** start Given data **

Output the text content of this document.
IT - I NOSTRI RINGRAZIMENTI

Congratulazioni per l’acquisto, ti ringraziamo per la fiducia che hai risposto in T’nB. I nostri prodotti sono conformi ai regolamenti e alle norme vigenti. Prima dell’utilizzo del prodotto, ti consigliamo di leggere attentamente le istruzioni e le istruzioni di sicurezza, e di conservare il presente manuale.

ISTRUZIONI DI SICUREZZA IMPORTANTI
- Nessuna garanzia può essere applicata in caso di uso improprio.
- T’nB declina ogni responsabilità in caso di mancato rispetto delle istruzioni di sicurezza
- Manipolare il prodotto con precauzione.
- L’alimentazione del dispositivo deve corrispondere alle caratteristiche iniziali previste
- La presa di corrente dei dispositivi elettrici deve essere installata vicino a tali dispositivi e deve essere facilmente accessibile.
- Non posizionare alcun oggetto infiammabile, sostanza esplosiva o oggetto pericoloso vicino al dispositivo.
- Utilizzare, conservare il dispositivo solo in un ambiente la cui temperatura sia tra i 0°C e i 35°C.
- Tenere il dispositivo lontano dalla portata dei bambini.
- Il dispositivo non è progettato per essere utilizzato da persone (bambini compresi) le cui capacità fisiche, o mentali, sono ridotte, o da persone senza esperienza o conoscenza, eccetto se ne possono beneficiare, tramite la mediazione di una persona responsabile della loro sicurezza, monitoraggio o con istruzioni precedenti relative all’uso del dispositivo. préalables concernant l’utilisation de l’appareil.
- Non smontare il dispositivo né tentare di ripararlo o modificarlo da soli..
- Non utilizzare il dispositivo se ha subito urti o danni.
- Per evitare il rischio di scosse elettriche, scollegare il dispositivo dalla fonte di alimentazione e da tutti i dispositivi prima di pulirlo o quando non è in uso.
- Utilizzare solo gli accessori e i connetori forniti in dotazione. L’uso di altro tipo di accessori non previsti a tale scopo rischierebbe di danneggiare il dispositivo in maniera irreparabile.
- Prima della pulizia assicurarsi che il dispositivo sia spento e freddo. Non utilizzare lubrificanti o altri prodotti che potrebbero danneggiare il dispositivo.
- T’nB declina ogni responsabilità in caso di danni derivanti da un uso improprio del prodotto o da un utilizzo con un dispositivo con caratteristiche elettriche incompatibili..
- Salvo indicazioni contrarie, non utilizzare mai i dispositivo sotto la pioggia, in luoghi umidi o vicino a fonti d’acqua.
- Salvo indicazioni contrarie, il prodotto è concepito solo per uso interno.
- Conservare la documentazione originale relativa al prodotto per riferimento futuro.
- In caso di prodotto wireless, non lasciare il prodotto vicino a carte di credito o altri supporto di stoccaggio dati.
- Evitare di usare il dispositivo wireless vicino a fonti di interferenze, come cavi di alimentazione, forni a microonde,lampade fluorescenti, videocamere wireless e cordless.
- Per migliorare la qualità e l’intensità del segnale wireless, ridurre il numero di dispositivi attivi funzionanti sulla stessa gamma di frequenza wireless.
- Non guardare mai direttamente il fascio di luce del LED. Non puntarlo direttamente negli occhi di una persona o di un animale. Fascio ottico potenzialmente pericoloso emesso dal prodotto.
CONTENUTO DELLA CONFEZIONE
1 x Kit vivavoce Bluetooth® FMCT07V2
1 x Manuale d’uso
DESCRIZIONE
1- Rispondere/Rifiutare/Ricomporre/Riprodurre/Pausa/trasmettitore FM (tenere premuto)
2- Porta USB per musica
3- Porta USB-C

** end Given data **

• [Job]:
Restate the data above word for word.

• [Full solution]:
Output the text content of this document.
IT - I NOSTRI RINGRAZIMENTI

Congratulazioni per l’acquisto, ti ringraziamo per la fiducia che hai risposto in T’nB. I nostri prodotti sono conformi ai regolamenti e alle norme vigenti. Prima dell’utilizzo del prodotto, ti consigliamo di leggere attentamente le istruzioni e le istruzioni di sicurezza, e di conservare il presente manuale.

ISTRUZIONI DI SICUREZZA IMPORTANTI
- Nessuna garanzia può essere applicata in caso di uso improprio.
- T’nB declina ogni responsabilità in caso di mancato rispetto delle istruzioni di sicurezza
- Manipolare il prodotto con precauzione.
- L’alimentazione del dispositivo deve corrispondere alle caratteristiche iniziali previste
- La presa di corrente dei dispositivi elettrici deve essere installata vicino a tali dispositivi e deve essere facilmente accessibile.
- Non posizionare alcun oggetto infiammabile, sostanza esplosiva o oggetto pericoloso vicino al dispositivo.
- Utilizzare, conservare il dispositivo solo in un ambiente la cui temperatura sia tra i 0°C e i 35°C.
- Tenere il dispositivo lontano dalla portata dei bambini.
- Il dispositivo non è progettato per essere utilizzato da persone (bambini compresi) le cui capacità fisiche, o mentali, sono ridotte, o da persone senza esperienza o conoscenza, eccetto se ne possono beneficiare, tramite la mediazione di una persona responsabile della loro sicurezza, monitoraggio o con istruzioni precedenti relative all’uso del dispositivo. préalables concernant l’utilisation de l’appareil.
- Non smontare il dispositivo né tentare di ripararlo o modificarlo da soli..
- Non utilizzare il dispositivo se ha subito urti o danni.
- Per evitare il rischio di scosse elettriche, scollegare il dispositivo dalla fonte di alimentazione e da tutti i dispositivi prima di pulirlo o quando non è in uso.
- Utilizzare solo gli accessori e i connetori forniti in dotazione. L’uso di altro tipo di accessori non previsti a tale scopo rischierebbe di danneggiare il dispositivo in maniera irreparabile.
- Prima della pulizia assicurarsi che il dispositivo sia spento e freddo. Non utilizzare lubrificanti o altri prodotti che potrebbero danneggiare il dispositivo.
- T’nB declina ogni responsabilità in caso di danni derivanti da un uso improprio del prodotto o da un utilizzo con un dispositivo con caratteristiche elettriche incompatibili..
- Salvo indicazioni contrarie, non utilizzare mai i dispositivo sotto la pioggia, in luoghi umidi o vicino a fonti d’acqua.
- Salvo indicazioni contrarie, il prodotto è concepito solo per uso interno.
- Conservare la documentazione originale relativa al prodotto per riferimento futuro.
- In caso di prodotto wireless, non lasciare il prodotto vicino a carte di credito o altri supporto di stoccaggio dati.
- Evitare di usare il dispositivo wireless vicino a fonti di interferenze, come cavi di alimentazione, forni a microonde,lampade fluorescenti, videocamere wireless e cordless.
- Per migliorare la qualità e l’intensità del segnale wireless, ridurre il numero di dispositivi attivi funzionanti sulla stessa gamma di frequenza wireless.
- Non guardare mai direttamente il fascio di luce del LED. Non puntarlo direttamente negli occhi di una persona o di un animale. Fascio ottico potenzialmente pericoloso emesso dal prodotto.
CONTENUTO DELLA CONFEZIONE
1 x Kit vivavoce Bluetooth® FMCT07V2
1 x Manuale d’uso
DESCRIZIONE
1- Rispondere/Rifiutare/Ricomporre/Riprodurre/Pausa/trasmettitore FM (tenere premuto)
2- Porta USB per musica
3- Porta USB-C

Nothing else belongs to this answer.